**WORK TO DO:** Read through the records below and copy each line that uses the word "this".

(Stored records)

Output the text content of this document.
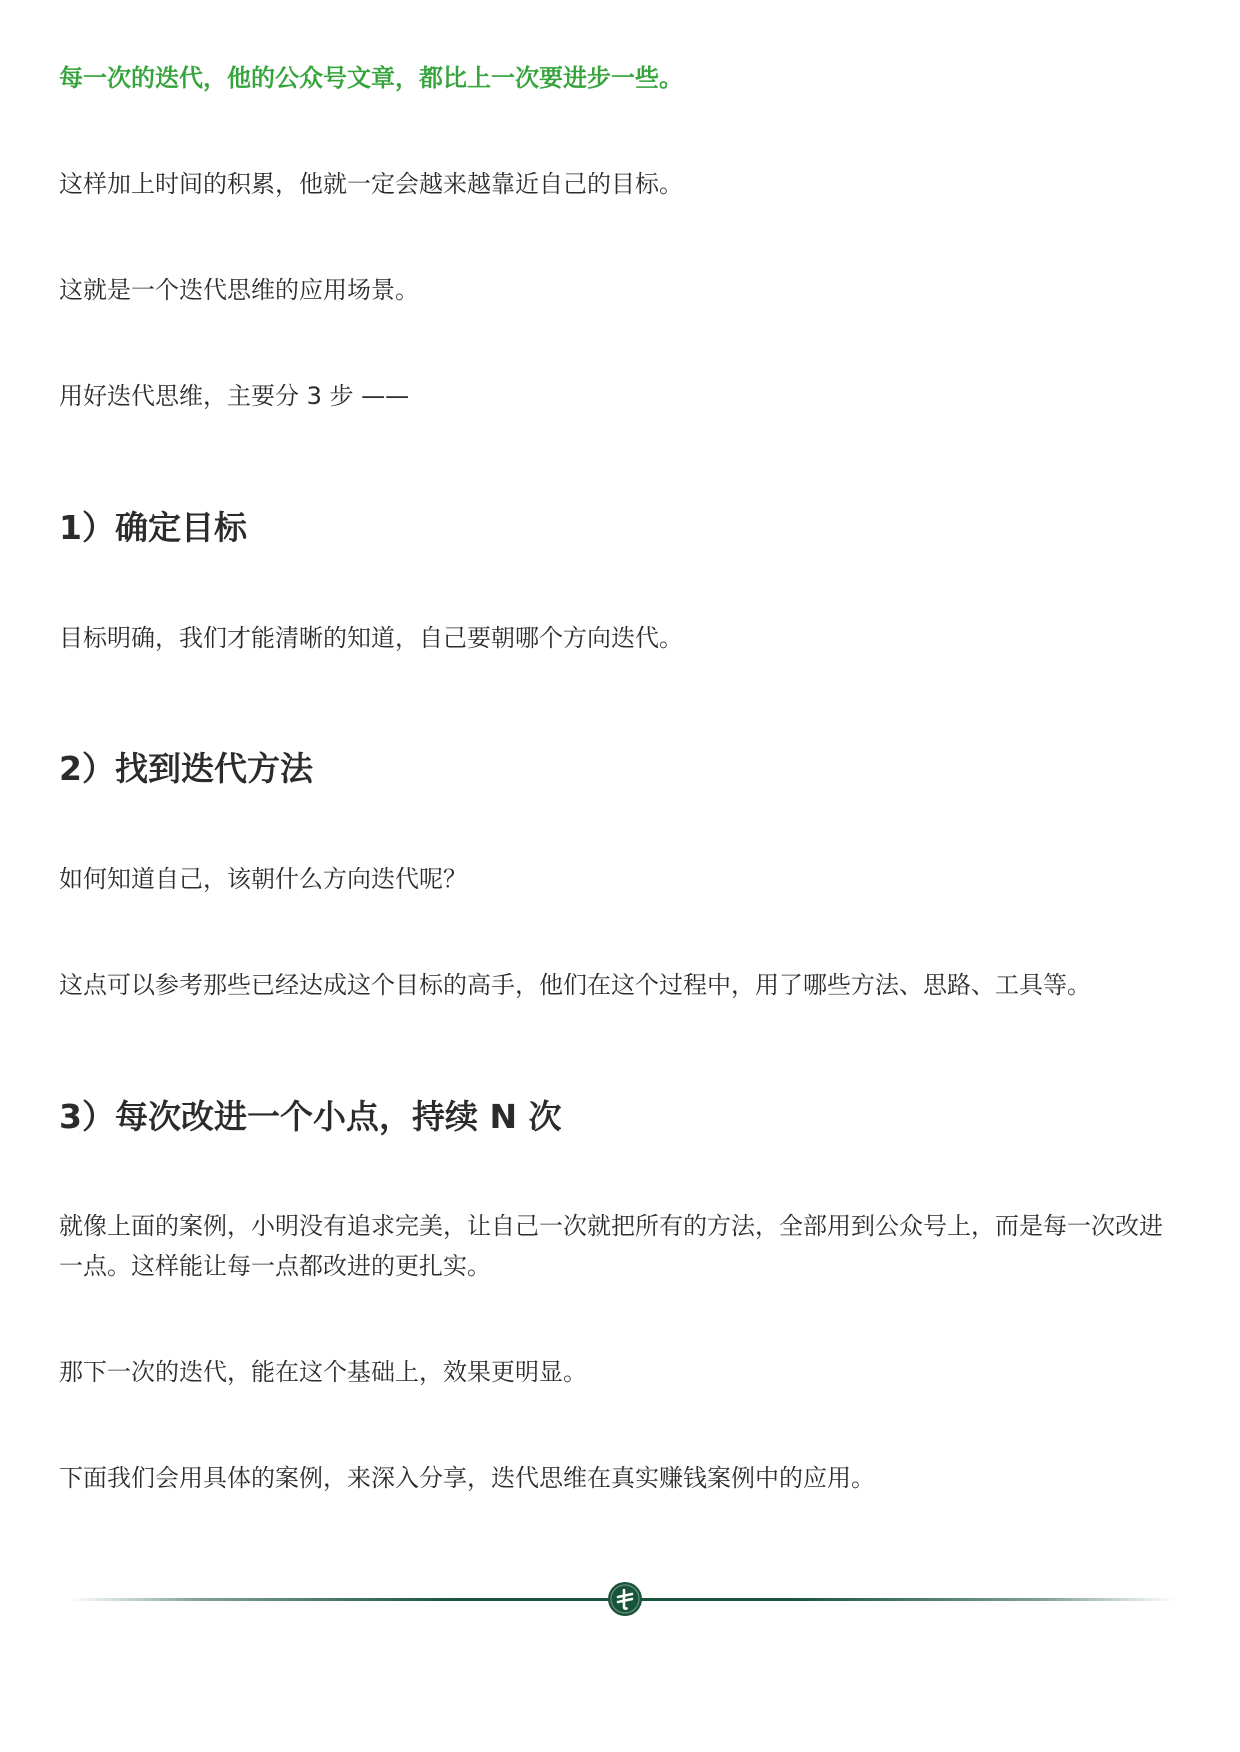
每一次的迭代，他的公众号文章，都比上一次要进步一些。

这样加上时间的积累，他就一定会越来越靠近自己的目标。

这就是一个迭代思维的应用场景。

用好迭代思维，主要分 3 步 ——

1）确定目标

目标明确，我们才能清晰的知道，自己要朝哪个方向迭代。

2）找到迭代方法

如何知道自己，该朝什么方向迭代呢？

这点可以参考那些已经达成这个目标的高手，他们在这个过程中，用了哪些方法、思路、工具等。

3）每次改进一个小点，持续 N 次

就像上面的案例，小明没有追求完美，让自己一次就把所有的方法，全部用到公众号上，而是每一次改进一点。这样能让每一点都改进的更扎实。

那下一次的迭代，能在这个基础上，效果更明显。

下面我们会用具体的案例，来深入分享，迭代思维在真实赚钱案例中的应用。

---

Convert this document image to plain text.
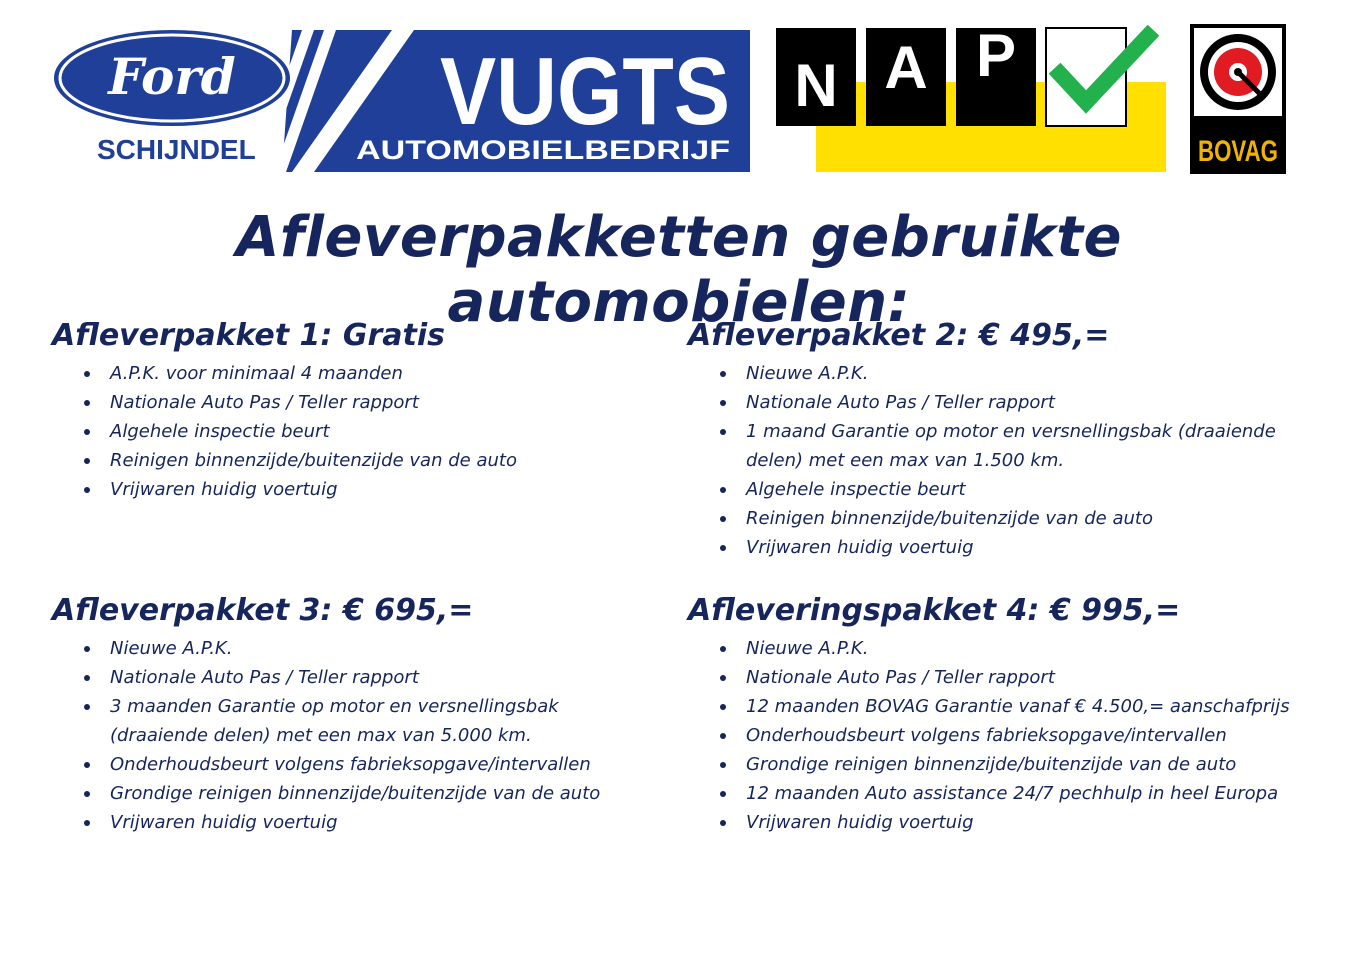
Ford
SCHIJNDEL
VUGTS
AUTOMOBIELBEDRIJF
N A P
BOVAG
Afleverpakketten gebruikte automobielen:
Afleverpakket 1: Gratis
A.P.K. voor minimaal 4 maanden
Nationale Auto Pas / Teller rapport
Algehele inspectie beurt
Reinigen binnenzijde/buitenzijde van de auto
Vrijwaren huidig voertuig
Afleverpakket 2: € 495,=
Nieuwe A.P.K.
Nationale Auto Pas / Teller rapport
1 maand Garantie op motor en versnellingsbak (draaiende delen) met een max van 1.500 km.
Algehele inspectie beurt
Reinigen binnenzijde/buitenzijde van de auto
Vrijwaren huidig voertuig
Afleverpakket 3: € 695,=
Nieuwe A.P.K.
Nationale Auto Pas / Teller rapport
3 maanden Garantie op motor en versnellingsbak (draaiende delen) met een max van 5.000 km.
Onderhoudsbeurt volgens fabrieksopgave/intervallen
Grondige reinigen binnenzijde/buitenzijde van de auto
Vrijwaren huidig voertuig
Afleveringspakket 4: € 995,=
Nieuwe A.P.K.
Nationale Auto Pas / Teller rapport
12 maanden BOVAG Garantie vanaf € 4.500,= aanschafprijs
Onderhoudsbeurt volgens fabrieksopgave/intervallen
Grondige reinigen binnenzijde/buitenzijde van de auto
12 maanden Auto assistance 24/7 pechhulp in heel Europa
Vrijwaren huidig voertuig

---

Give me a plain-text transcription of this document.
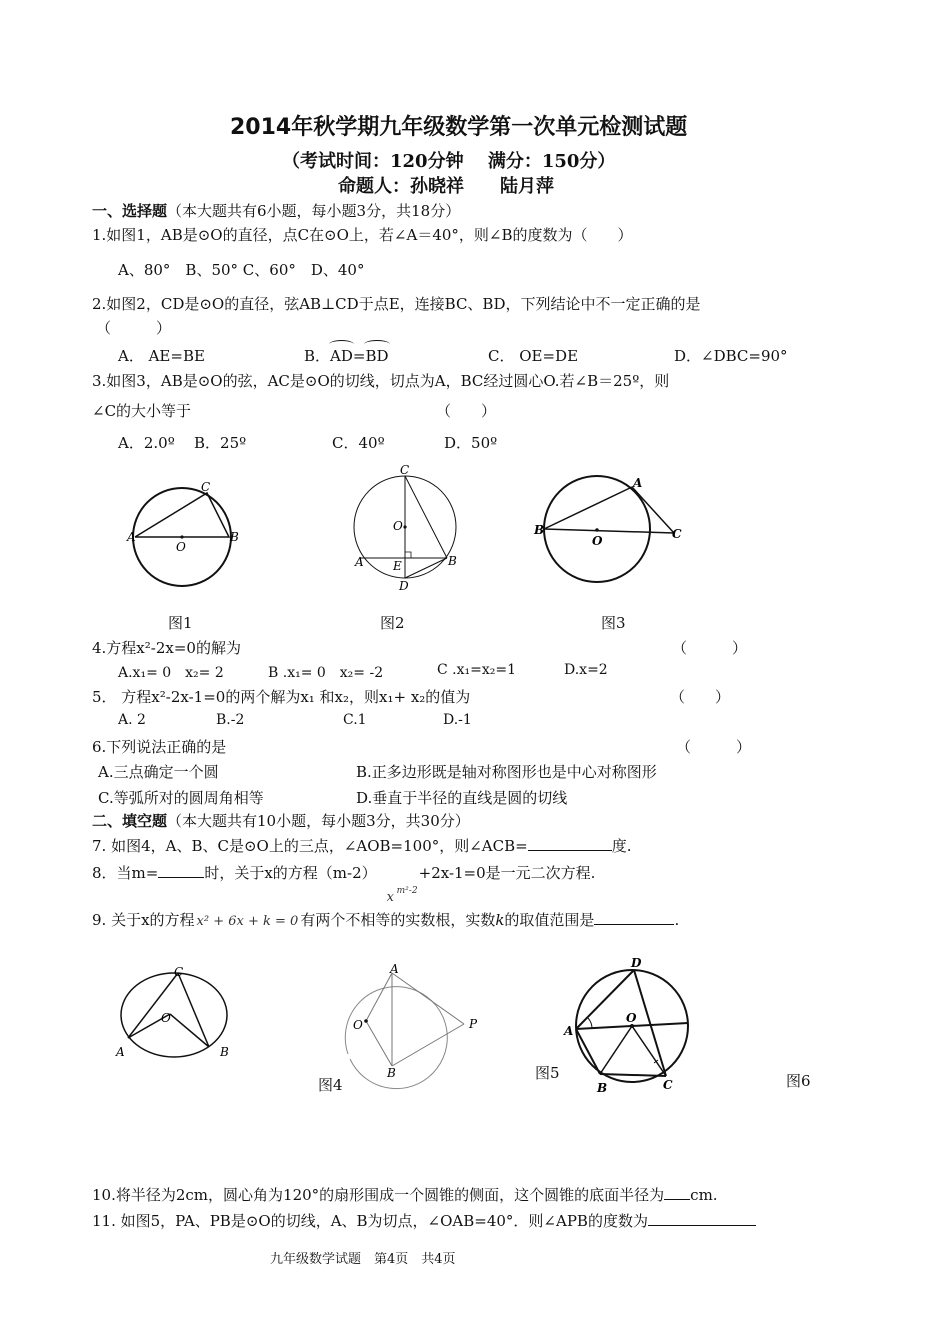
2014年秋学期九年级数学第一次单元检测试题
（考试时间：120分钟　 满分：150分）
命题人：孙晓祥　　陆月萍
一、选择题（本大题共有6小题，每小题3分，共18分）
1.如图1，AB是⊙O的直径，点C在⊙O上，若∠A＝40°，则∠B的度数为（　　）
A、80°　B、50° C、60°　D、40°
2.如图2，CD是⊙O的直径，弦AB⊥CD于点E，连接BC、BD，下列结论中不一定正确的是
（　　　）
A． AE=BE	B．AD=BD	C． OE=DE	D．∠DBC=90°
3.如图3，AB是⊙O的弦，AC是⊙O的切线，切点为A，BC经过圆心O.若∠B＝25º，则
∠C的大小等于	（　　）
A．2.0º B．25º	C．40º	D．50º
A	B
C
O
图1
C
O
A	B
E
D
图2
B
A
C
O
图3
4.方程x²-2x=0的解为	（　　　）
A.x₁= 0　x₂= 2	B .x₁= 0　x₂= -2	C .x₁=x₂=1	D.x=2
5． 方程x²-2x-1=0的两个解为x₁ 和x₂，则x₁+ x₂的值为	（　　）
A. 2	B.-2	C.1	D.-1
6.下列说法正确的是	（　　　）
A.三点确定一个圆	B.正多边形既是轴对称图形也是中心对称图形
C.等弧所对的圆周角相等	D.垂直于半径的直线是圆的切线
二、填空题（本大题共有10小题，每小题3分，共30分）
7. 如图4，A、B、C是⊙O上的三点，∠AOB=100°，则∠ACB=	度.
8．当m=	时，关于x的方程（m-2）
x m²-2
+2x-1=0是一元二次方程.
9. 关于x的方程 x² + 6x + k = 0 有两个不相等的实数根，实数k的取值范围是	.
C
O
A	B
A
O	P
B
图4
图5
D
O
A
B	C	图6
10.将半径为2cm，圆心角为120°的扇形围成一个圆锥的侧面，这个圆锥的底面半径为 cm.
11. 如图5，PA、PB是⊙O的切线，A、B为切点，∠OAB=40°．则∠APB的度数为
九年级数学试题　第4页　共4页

**OUTPUT:**
Output the text content of this document.
Convert this document image to plain text.
Give me a plain-text transcription of this document.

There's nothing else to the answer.